Stored data:
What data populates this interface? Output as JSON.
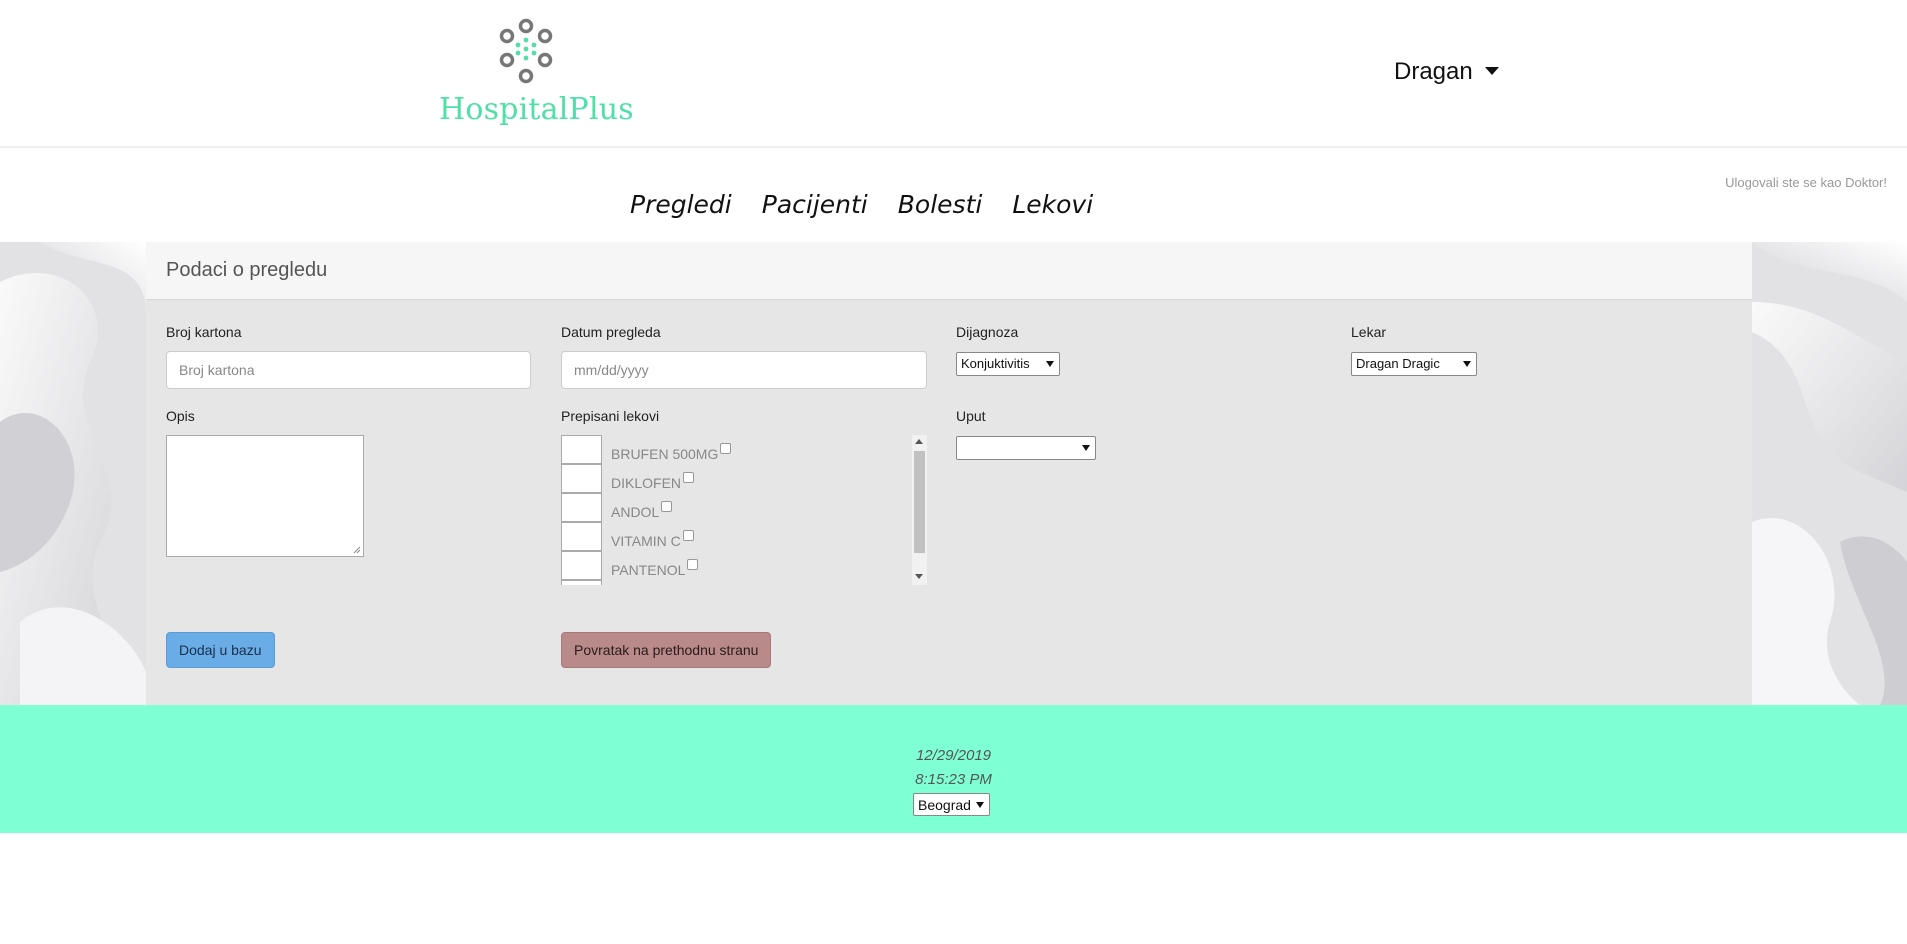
{
  "header": {
    "brand": "HospitalPlus",
    "user_name": "Dragan"
  },
  "nav": {
    "items": [
      "Pregledi",
      "Pacijenti",
      "Bolesti",
      "Lekovi"
    ],
    "login_note": "Ulogovali ste se kao Doktor!"
  },
  "form": {
    "title": "Podaci o pregledu",
    "broj_kartona": {
      "label": "Broj kartona",
      "placeholder": "Broj kartona",
      "value": ""
    },
    "datum_pregleda": {
      "label": "Datum pregleda",
      "placeholder": "mm/dd/yyyy",
      "value": ""
    },
    "dijagnoza": {
      "label": "Dijagnoza",
      "selected": "Konjuktivitis"
    },
    "lekar": {
      "label": "Lekar",
      "selected": "Dragan Dragic"
    },
    "opis": {
      "label": "Opis",
      "value": ""
    },
    "prepisani_lekovi": {
      "label": "Prepisani lekovi",
      "items": [
        {
          "name": "BRUFEN 500MG",
          "checked": false
        },
        {
          "name": "DIKLOFEN",
          "checked": false
        },
        {
          "name": "ANDOL",
          "checked": false
        },
        {
          "name": "VITAMIN C",
          "checked": false
        },
        {
          "name": "PANTENOL",
          "checked": false
        }
      ]
    },
    "uput": {
      "label": "Uput",
      "selected": ""
    },
    "submit_label": "Dodaj u bazu",
    "back_label": "Povratak na prethodnu stranu"
  },
  "footer": {
    "date": "12/29/2019",
    "time": "8:15:23 PM",
    "city": "Beograd"
  },
  "colors": {
    "brand": "#4fe0a8",
    "footer_bg": "#7fffd4",
    "primary_button": "#6aace6",
    "back_button": "#b98a8a"
  }
}
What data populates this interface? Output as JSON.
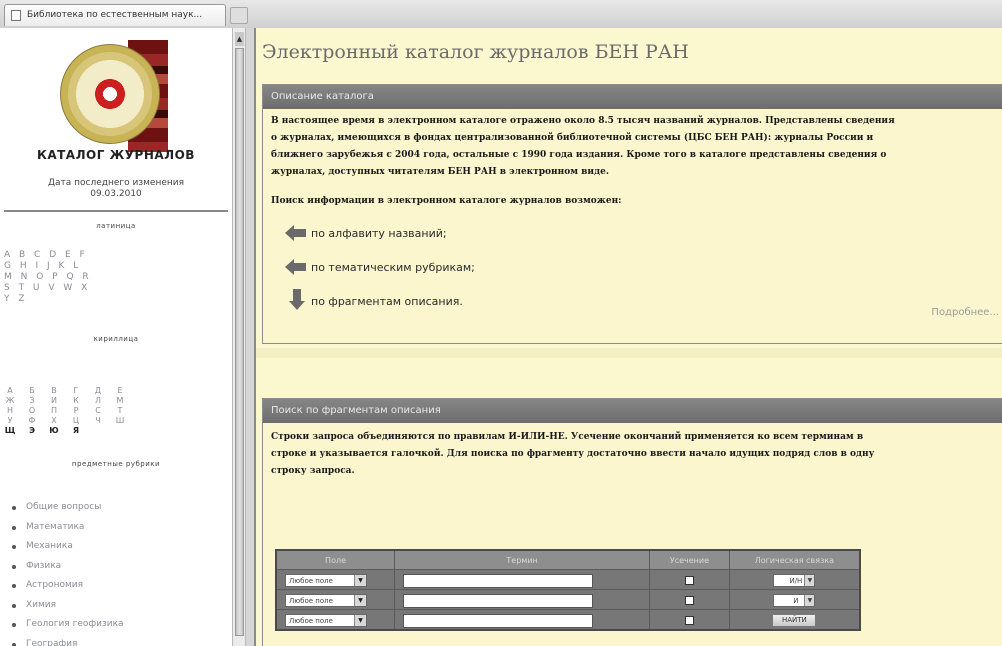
{
  "browser": {
    "tab_title": "Библиотека по естественным наук..."
  },
  "sidebar": {
    "catalog_title": "КАТАЛОГ ЖУРНАЛОВ",
    "last_modified_label": "Дата последнего изменения",
    "last_modified_date": "09.03.2010",
    "latin_label": "латиница",
    "latin_rows": [
      "A B C D E F",
      "G H I J K L",
      "M N O P Q R",
      "S T U V W X",
      "Y Z"
    ],
    "cyrillic_label": "кириллица",
    "cyrillic_rows": [
      [
        "А",
        "Б",
        "В",
        "Г",
        "Д",
        "Е"
      ],
      [
        "Ж",
        "З",
        "И",
        "К",
        "Л",
        "М"
      ],
      [
        "Н",
        "О",
        "П",
        "Р",
        "С",
        "Т"
      ],
      [
        "У",
        "Ф",
        "Х",
        "Ц",
        "Ч",
        "Ш"
      ],
      [
        "Щ",
        "Э",
        "Ю",
        "Я"
      ]
    ],
    "subjects_label": "предметные рубрики",
    "subjects": [
      "Общие вопросы",
      "Математика",
      "Механика",
      "Физика",
      "Астрономия",
      "Химия",
      "Геология геофизика",
      "География"
    ]
  },
  "main": {
    "title": "Электронный каталог журналов БЕН РАН",
    "description": {
      "heading": "Описание каталога",
      "lines": [
        "В настоящее время в электронном каталоге отражено около 8.5 тысяч названий журналов. Представлены сведения",
        "о журналах, имеющихся в фондах централизованной библиотечной системы (ЦБС БЕН РАН): журналы России и",
        "ближнего зарубежья с 2004 года, остальные с 1990 года издания. Кроме того в каталоге представлены сведения о",
        "журналах, доступных читателям БЕН РАН в электронном виде."
      ],
      "search_intro": "Поиск информации в электронном каталоге журналов возможен:",
      "nav": [
        "по алфавиту названий;",
        "по тематическим рубрикам;",
        "по фрагментам описания."
      ],
      "more_link": "Подробнее..."
    },
    "search": {
      "heading": "Поиск по фрагментам описания",
      "lines": [
        "Строки запроса объединяются по правилам И-ИЛИ-НЕ. Усечение окончаний применяется ко всем терминам в",
        "строке и указывается галочкой. Для поиска по фрагменту достаточно ввести начало идущих подряд слов в одну",
        "строку запроса."
      ],
      "columns": [
        "Поле",
        "Термин",
        "Усечение",
        "Логическая связка"
      ],
      "rows": [
        {
          "field": "Любое поле",
          "term": "",
          "logic": "И/Н"
        },
        {
          "field": "Любое поле",
          "term": "",
          "logic": "И"
        },
        {
          "field": "Любое поле",
          "term": ""
        }
      ],
      "find_button": "НАЙТИ"
    }
  }
}
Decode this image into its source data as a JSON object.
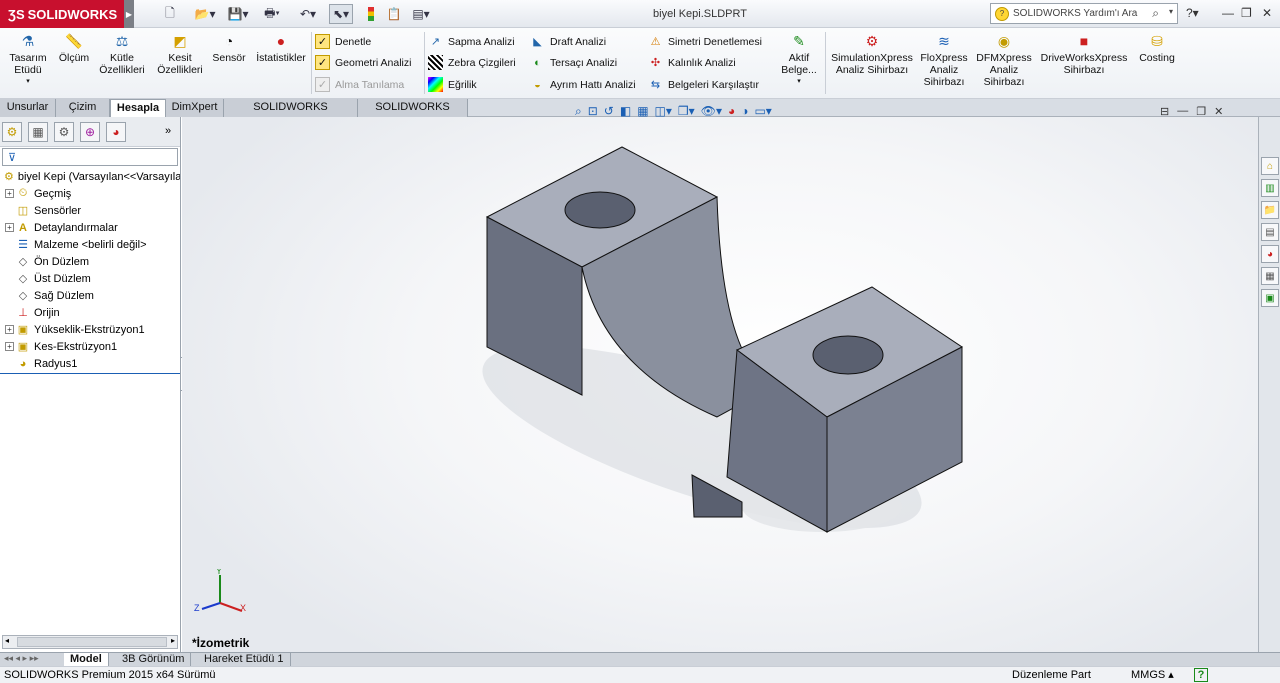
{
  "app": {
    "logo_text": "SOLIDWORKS",
    "document_title": "biyel Kepi.SLDPRT"
  },
  "search": {
    "placeholder": "SOLIDWORKS Yardım'ı Ara"
  },
  "ribbon": {
    "big_buttons": [
      {
        "label": "Tasarım Etüdü",
        "icon": "design-study-icon"
      },
      {
        "label": "Ölçüm",
        "icon": "measure-icon"
      },
      {
        "label": "Kütle Özellikleri",
        "icon": "mass-properties-icon"
      },
      {
        "label": "Kesit Özellikleri",
        "icon": "section-properties-icon"
      },
      {
        "label": "Sensör",
        "icon": "sensor-icon"
      },
      {
        "label": "İstatistikler",
        "icon": "statistics-icon"
      }
    ],
    "col1": [
      {
        "label": "Denetle",
        "icon": "check-icon"
      },
      {
        "label": "Geometri Analizi",
        "icon": "geometry-analysis-icon"
      },
      {
        "label": "Alma Tanılama",
        "icon": "import-diagnostics-icon"
      }
    ],
    "col2": [
      {
        "label": "Sapma Analizi",
        "icon": "deviation-analysis-icon"
      },
      {
        "label": "Zebra Çizgileri",
        "icon": "zebra-stripes-icon"
      },
      {
        "label": "Eğrilik",
        "icon": "curvature-icon"
      }
    ],
    "col3": [
      {
        "label": "Draft Analizi",
        "icon": "draft-analysis-icon"
      },
      {
        "label": "Tersaçı Analizi",
        "icon": "undercut-analysis-icon"
      },
      {
        "label": "Ayrım Hattı Analizi",
        "icon": "parting-line-icon"
      }
    ],
    "col4": [
      {
        "label": "Simetri Denetlemesi",
        "icon": "symmetry-check-icon"
      },
      {
        "label": "Kalınlık Analizi",
        "icon": "thickness-analysis-icon"
      },
      {
        "label": "Belgeleri  Karşılaştır",
        "icon": "compare-documents-icon"
      }
    ],
    "active_label": "Aktif Belge...",
    "xpress": [
      {
        "label": "SimulationXpress Analiz Sihirbazı",
        "icon": "simulationxpress-icon"
      },
      {
        "label": "FloXpress Analiz Sihirbazı",
        "icon": "floxpress-icon"
      },
      {
        "label": "DFMXpress Analiz Sihirbazı",
        "icon": "dfmxpress-icon"
      },
      {
        "label": "DriveWorksXpress Sihirbazı",
        "icon": "driveworksxpress-icon"
      },
      {
        "label": "Costing",
        "icon": "costing-icon"
      }
    ]
  },
  "command_tabs": [
    "Unsurlar",
    "Çizim",
    "Hesapla",
    "DimXpert",
    "SOLIDWORKS Eklentileri",
    "SOLIDWORKS MBD"
  ],
  "active_tab": "Hesapla",
  "feature_tree": {
    "filter_icon": "filter-icon",
    "root": "biyel Kepi  (Varsayılan<<Varsayılan>",
    "items": [
      {
        "label": "Geçmiş",
        "expandable": true,
        "icon": "history-icon"
      },
      {
        "label": "Sensörler",
        "expandable": false,
        "icon": "sensors-icon"
      },
      {
        "label": "Detaylandırmalar",
        "expandable": true,
        "icon": "annotations-icon"
      },
      {
        "label": "Malzeme <belirli değil>",
        "expandable": false,
        "icon": "material-icon"
      },
      {
        "label": "Ön Düzlem",
        "expandable": false,
        "icon": "plane-icon"
      },
      {
        "label": "Üst Düzlem",
        "expandable": false,
        "icon": "plane-icon"
      },
      {
        "label": "Sağ Düzlem",
        "expandable": false,
        "icon": "plane-icon"
      },
      {
        "label": "Orijin",
        "expandable": false,
        "icon": "origin-icon"
      },
      {
        "label": "Yükseklik-Ekstrüzyon1",
        "expandable": true,
        "icon": "extrude-icon"
      },
      {
        "label": "Kes-Ekstrüzyon1",
        "expandable": true,
        "icon": "cut-extrude-icon"
      },
      {
        "label": "Radyus1",
        "expandable": false,
        "icon": "fillet-icon"
      }
    ]
  },
  "viewport": {
    "view_name": "*İzometrik"
  },
  "bottom_tabs": [
    "Model",
    "3B Görünüm",
    "Hareket Etüdü 1"
  ],
  "active_bottom_tab": "Model",
  "status": {
    "edition": "SOLIDWORKS Premium 2015 x64 Sürümü",
    "mode": "Düzenleme Part",
    "units": "MMGS",
    "help_icon": "?"
  },
  "colors": {
    "brand": "#c8102e",
    "part": "#6e7585",
    "accent": "#1a5fb4"
  }
}
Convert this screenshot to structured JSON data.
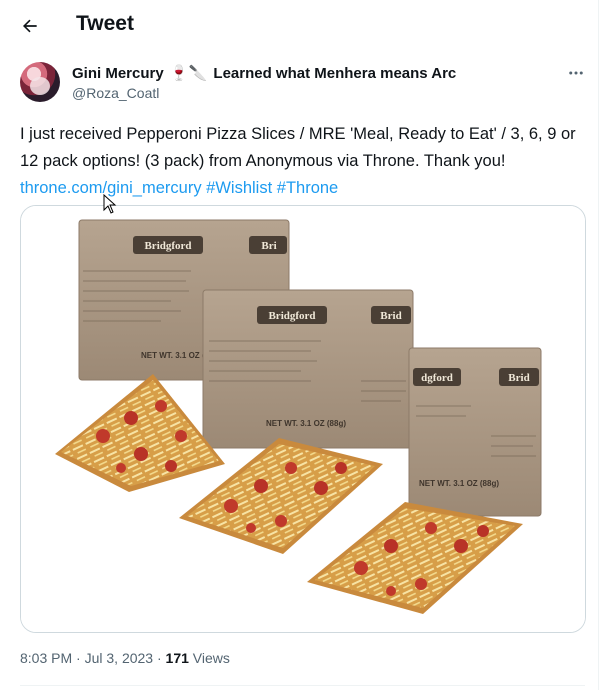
{
  "header": {
    "title": "Tweet"
  },
  "author": {
    "name": "Gini Mercury",
    "emojis": "🍷🔪",
    "name_suffix": "Learned what Menhera means Arc",
    "handle": "@Roza_Coatl"
  },
  "tweet": {
    "text": "I just received Pepperoni Pizza Slices / MRE 'Meal, Ready to Eat' / 3, 6, 9 or 12 pack options! (3 pack) from Anonymous via Throne. Thank you!",
    "links": [
      "throne.com/gini_mercury",
      "#Wishlist",
      "#Throne"
    ]
  },
  "media": {
    "package_brand": "Bridgford",
    "package_net_wt": "NET WT. 3.1 OZ (88g)"
  },
  "meta": {
    "time": "8:03 PM",
    "separator": "·",
    "date": "Jul 3, 2023",
    "views_count": "171",
    "views_label": "Views"
  },
  "colors": {
    "link": "#1d9bf0",
    "secondary_text": "#536471",
    "border": "#cfd9de"
  },
  "icons": {
    "back": "arrow-left-icon",
    "more": "more-horizontal-icon",
    "cursor": "mouse-pointer-icon"
  }
}
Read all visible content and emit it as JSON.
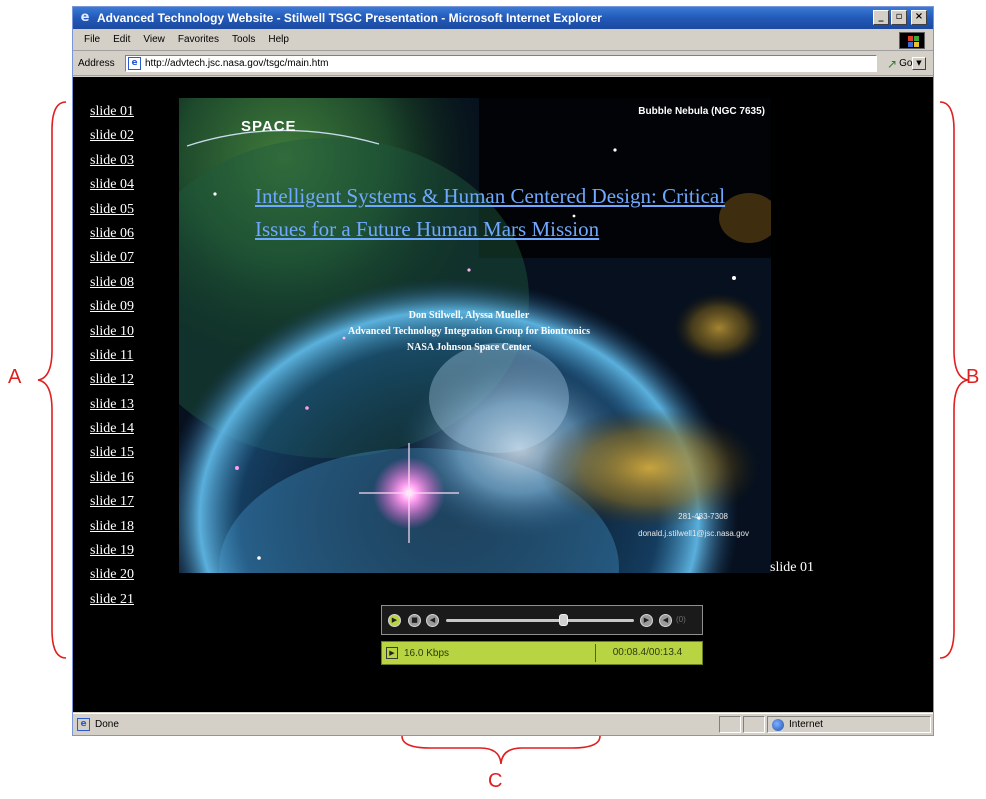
{
  "window": {
    "title": "Advanced Technology Website - Stilwell TSGC Presentation - Microsoft Internet Explorer",
    "min_glyph": "_",
    "max_glyph": "▫",
    "close_glyph": "×"
  },
  "menu": [
    "File",
    "Edit",
    "View",
    "Favorites",
    "Tools",
    "Help"
  ],
  "address": {
    "label": "Address",
    "url": "http://advtech.jsc.nasa.gov/tsgc/main.htm",
    "go_label": "Go"
  },
  "slide_nav": [
    "slide 01",
    "slide 02",
    "slide 03",
    "slide 04",
    "slide 05",
    "slide 06",
    "slide 07",
    "slide 08",
    "slide 09",
    "slide 10",
    "slide 11",
    "slide 12",
    "slide 13",
    "slide 14",
    "slide 15",
    "slide 16",
    "slide 17",
    "slide 18",
    "slide 19",
    "slide 20",
    "slide 21"
  ],
  "slide": {
    "nebula_label": "Bubble Nebula (NGC 7635)",
    "logo_text": "SPACE",
    "title": "Intelligent Systems & Human Centered Design:  Critical Issues for a Future Human Mars Mission",
    "authors": "Don Stilwell, Alyssa Mueller",
    "group": "Advanced Technology Integration Group for Biontronics",
    "center": "NASA Johnson Space Center",
    "phone": "281-483-7308",
    "email": "donald.j.stilwell1@jsc.nasa.gov",
    "current_label": "slide 01"
  },
  "player": {
    "progress": 0.62,
    "volume_label": "(0)",
    "bitrate": "16.0 Kbps",
    "time": "00:08.4/00:13.4",
    "accent_color": "#b8d442"
  },
  "statusbar": {
    "status": "Done",
    "zone": "Internet"
  },
  "annotations": {
    "a": "A",
    "b": "B",
    "c": "C"
  }
}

Task prompt
Each line above that includes "Düzlem" should be shown.

Result of the exercise
        "label": "Ön Düzlem",
        "label": "Üst Düzlem",
        "label": "Sağ Düzlem",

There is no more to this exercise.